> Problem
For every line in the data below that contains "Podoi", copy the line.
##############################
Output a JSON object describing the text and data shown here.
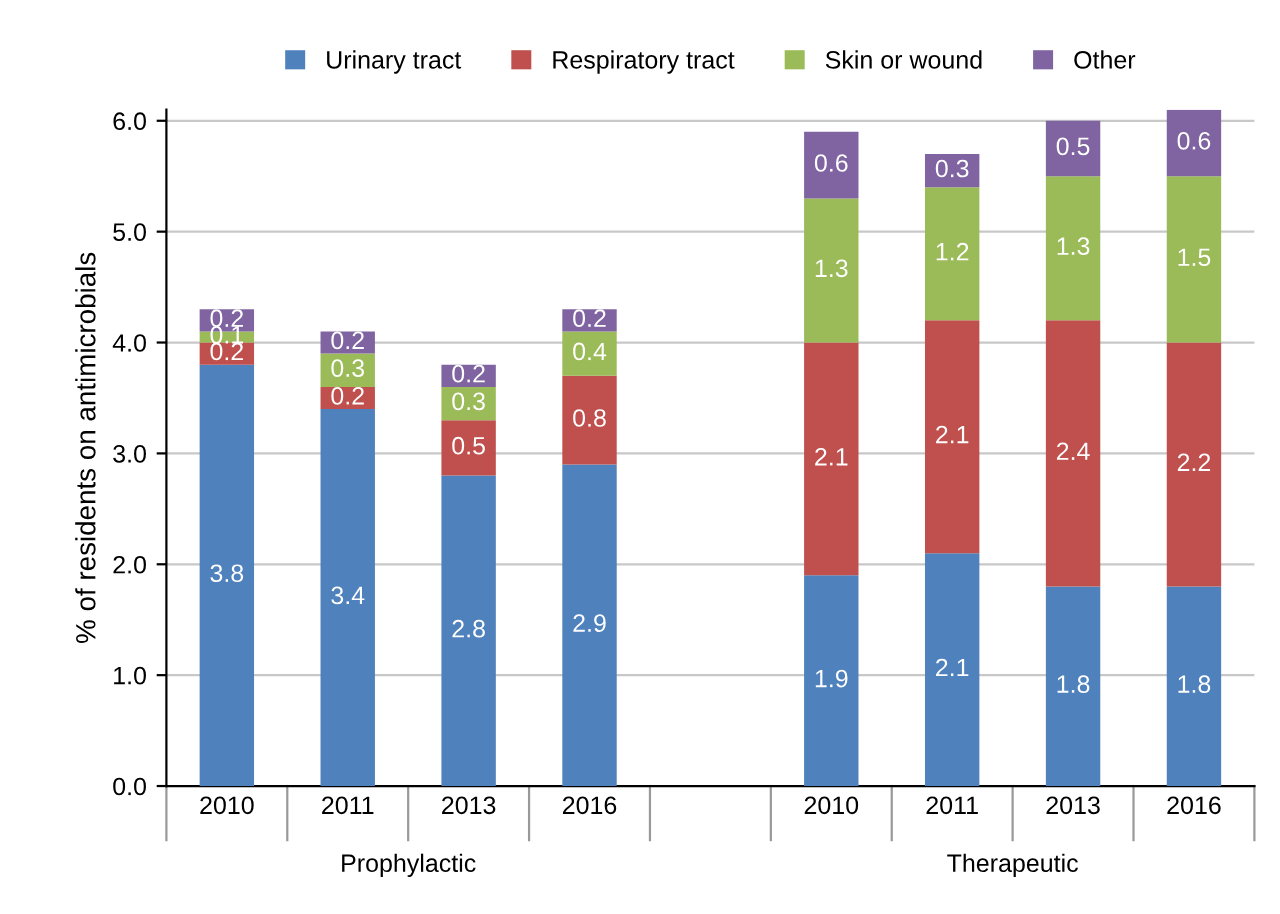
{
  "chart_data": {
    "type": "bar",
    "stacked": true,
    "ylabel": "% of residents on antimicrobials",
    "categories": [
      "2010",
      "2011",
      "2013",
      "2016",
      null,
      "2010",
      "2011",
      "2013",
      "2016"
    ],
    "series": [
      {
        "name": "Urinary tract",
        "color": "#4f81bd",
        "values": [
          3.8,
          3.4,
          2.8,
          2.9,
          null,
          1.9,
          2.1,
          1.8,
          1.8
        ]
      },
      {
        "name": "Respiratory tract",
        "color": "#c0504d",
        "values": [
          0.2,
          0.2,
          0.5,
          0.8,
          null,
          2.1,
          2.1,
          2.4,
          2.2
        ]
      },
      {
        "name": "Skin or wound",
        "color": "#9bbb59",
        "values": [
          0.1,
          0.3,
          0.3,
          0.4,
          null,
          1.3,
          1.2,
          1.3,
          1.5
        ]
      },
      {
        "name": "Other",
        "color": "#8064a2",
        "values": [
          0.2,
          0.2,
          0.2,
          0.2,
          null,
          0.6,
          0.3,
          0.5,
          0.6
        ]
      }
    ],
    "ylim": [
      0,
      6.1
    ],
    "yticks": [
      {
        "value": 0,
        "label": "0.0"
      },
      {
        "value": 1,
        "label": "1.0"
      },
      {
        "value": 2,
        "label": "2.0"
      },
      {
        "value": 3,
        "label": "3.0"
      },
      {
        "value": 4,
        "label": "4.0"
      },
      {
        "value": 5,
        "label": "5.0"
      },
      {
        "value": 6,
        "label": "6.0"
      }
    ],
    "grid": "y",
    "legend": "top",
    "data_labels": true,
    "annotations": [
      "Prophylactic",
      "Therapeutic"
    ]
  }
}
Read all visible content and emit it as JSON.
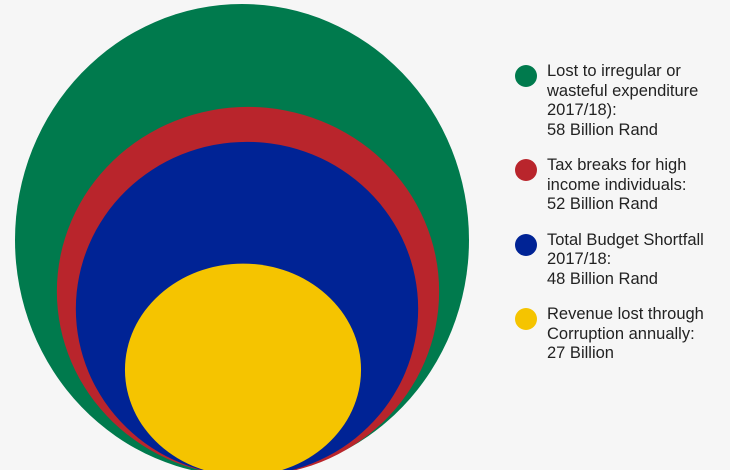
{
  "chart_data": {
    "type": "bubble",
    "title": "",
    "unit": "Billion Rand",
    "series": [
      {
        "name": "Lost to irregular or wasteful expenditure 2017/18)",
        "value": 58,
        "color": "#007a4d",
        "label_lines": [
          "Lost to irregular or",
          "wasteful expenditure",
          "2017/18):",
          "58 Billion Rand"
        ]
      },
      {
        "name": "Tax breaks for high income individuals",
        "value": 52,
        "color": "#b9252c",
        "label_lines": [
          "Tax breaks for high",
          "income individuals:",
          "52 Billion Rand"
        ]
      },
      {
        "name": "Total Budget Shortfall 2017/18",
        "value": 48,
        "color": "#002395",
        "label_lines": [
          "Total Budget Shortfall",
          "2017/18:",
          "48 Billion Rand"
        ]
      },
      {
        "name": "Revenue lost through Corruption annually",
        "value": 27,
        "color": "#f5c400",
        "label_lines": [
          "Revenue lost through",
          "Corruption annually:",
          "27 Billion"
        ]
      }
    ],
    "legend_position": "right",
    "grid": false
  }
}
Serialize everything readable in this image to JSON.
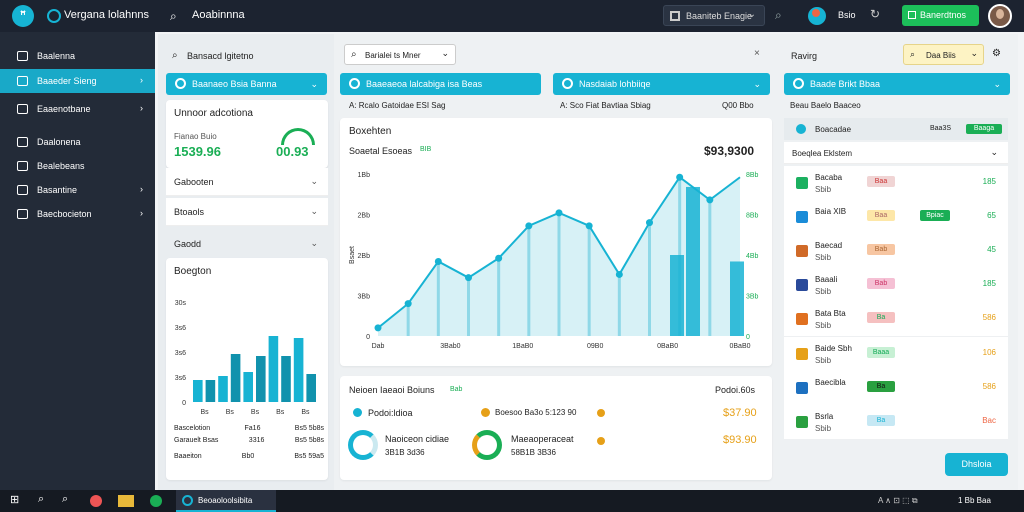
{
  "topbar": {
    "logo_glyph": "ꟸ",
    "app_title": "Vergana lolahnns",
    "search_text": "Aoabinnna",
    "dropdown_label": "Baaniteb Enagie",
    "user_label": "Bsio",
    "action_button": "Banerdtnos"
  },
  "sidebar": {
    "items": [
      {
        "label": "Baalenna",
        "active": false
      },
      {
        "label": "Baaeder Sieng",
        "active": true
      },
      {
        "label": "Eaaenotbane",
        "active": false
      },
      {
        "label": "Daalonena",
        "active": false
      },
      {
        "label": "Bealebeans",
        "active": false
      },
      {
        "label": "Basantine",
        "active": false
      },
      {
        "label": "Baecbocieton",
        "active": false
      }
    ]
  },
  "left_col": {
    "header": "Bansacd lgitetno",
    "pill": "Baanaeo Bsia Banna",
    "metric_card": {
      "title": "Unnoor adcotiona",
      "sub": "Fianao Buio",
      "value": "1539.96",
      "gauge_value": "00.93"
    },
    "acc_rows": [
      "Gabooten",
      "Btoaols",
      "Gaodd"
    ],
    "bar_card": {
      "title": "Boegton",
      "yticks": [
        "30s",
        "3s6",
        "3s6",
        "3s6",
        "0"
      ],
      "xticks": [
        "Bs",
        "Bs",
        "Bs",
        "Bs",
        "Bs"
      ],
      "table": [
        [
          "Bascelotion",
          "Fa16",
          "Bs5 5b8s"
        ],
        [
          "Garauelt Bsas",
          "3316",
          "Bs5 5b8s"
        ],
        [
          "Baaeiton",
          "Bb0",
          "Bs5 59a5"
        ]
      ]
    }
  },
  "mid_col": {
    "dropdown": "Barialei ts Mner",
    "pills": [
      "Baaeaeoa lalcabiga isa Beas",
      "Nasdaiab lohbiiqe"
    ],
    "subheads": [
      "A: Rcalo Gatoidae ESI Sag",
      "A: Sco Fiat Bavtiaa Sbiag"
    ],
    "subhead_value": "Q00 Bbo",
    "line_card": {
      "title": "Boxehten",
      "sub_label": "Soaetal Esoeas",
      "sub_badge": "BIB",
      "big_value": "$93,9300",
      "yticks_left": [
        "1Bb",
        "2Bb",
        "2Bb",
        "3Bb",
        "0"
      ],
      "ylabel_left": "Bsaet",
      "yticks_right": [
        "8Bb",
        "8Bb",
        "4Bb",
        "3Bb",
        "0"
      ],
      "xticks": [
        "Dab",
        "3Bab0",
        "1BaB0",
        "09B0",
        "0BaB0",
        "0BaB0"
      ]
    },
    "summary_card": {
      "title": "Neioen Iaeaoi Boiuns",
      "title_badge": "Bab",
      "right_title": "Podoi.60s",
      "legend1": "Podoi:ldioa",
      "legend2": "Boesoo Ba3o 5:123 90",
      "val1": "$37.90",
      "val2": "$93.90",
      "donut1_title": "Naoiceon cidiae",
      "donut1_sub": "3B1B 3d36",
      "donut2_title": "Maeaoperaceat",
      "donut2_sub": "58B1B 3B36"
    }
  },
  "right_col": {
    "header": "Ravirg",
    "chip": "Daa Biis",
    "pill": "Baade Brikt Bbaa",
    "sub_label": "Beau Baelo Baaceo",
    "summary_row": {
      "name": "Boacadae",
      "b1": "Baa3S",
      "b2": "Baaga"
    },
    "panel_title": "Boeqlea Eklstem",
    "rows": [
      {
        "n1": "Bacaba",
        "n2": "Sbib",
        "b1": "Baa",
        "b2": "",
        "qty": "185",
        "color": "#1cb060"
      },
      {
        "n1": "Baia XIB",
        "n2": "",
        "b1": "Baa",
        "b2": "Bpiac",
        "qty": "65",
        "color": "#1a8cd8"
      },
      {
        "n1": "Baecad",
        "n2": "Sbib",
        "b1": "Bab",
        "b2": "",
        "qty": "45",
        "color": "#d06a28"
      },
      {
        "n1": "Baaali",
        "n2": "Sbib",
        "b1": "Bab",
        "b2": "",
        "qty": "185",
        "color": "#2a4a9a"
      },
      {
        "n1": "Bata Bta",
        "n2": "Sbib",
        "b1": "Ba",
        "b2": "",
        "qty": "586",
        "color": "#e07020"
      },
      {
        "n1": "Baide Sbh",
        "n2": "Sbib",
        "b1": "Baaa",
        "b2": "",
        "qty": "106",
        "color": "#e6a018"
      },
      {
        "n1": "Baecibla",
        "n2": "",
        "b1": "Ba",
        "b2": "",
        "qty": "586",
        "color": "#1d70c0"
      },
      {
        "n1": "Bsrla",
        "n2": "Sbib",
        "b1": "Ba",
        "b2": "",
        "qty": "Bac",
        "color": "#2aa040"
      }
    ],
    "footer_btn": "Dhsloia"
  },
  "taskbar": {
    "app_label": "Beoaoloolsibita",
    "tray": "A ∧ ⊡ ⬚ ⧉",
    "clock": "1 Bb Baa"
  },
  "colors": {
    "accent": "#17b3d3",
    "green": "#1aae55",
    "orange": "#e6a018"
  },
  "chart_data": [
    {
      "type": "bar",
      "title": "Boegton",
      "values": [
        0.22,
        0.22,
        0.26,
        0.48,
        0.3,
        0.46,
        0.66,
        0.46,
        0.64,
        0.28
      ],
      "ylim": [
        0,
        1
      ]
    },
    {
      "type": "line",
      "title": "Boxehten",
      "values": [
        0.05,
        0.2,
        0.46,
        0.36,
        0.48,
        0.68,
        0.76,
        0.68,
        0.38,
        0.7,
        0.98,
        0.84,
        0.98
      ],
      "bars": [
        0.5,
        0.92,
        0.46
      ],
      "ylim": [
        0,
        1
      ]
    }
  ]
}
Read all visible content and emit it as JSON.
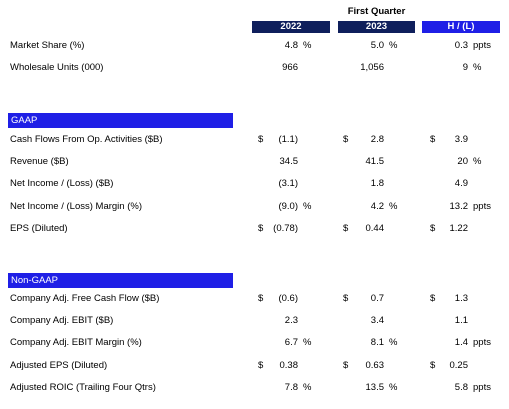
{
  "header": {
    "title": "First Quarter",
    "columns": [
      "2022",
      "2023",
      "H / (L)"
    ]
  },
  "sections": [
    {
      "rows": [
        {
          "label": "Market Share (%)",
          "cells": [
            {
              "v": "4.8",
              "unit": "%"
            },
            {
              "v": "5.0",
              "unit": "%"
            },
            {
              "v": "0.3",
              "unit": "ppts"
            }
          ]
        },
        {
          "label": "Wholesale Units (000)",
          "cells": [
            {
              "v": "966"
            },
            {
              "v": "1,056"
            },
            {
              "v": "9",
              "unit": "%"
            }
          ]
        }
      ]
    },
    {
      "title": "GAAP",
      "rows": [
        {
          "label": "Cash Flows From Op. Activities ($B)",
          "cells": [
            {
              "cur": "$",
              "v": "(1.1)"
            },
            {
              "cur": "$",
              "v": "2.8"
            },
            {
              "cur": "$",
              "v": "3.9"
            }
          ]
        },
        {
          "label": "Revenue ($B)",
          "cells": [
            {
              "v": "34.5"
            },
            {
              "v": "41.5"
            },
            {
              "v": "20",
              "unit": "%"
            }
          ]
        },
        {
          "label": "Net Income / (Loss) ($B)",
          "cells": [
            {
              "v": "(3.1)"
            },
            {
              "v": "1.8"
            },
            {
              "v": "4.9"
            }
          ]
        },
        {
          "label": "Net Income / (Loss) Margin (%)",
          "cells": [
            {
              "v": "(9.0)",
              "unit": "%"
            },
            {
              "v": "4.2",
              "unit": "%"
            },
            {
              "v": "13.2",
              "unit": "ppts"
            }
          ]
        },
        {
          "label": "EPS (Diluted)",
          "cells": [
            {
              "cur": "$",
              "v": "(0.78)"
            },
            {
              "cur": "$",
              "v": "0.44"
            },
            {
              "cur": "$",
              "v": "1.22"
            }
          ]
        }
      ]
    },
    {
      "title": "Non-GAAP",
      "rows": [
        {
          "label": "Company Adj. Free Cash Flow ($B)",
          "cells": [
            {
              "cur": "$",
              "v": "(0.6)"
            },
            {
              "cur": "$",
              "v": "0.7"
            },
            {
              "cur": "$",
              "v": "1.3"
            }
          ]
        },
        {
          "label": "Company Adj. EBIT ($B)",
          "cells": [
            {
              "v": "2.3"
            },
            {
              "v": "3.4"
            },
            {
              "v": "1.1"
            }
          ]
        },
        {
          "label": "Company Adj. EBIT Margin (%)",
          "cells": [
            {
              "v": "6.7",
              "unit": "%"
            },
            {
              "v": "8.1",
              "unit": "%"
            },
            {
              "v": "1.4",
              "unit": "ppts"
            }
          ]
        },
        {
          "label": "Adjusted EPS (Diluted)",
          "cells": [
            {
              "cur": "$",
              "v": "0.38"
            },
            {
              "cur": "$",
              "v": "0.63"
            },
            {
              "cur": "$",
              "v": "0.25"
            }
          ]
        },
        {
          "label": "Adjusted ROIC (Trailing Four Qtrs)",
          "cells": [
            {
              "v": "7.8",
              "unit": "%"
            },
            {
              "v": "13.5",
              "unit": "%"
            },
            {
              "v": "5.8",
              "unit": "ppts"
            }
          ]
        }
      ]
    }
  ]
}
##############################
> Solution to this exercise
      "right_title": "Podoi.60s",
      "legend1": "Podoi:ldioa",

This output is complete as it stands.